STORED DATA>

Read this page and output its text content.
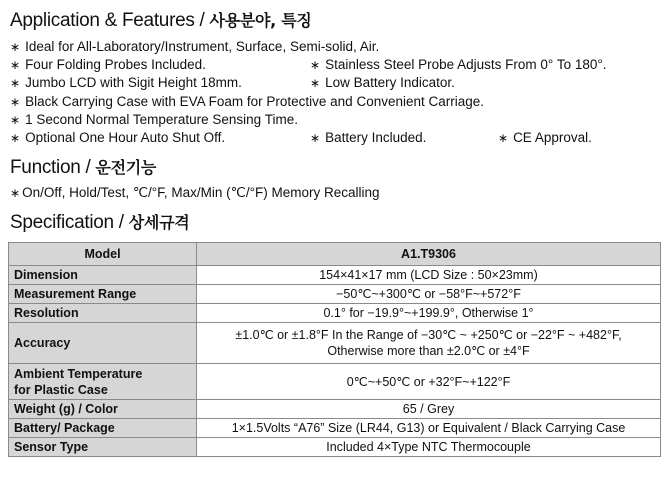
Application & Features / 사용분야, 특징
∗ Ideal for All-Laboratory/Instrument, Surface, Semi-solid, Air.
∗ Four Folding Probes Included.	∗ Stainless Steel Probe Adjusts From 0° To 180°.
∗ Jumbo LCD with Sigit Height 18mm.	∗ Low Battery Indicator.
∗ Black Carrying Case with EVA Foam for Protective and Convenient Carriage.
∗ 1 Second Normal Temperature Sensing Time.
∗ Optional One Hour Auto Shut Off.	∗ Battery Included.	∗ CE Approval.
Function / 운전기능
∗ On/Off, Hold/Test, ℃/°F, Max/Min (℃/°F) Memory Recalling
Specification / 상세규격
Model	A1.T9306
Dimension	154×41×17 mm (LCD Size : 50×23mm)
Measurement Range	−50℃~+300℃ or −58°F~+572°F
Resolution	0.1° for −19.9°~+199.9°, Otherwise 1°
Accuracy	±1.0℃ or ±1.8°F In the Range of −30℃ ~ +250℃ or −22°F ~ +482°F,
Otherwise more than ±2.0℃ or ±4°F

Ambient Temperature
for Plastic Case	0℃~+50℃ or +32°F~+122°F
Weight (g) / Color	65 / Grey
Battery/ Package	1×1.5Volts “A76” Size (LR44, G13) or Equivalent / Black Carrying Case
Sensor Type	Included 4×Type NTC Thermocouple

EXERCISE DETAILS> From the data, pick out every line that includes "with".

FINISHED TASK>
∗ Jumbo LCD with Sigit Height 18mm.	∗ Low Battery Indicator.
∗ Black Carrying Case with EVA Foam for Protective and Convenient Carriage.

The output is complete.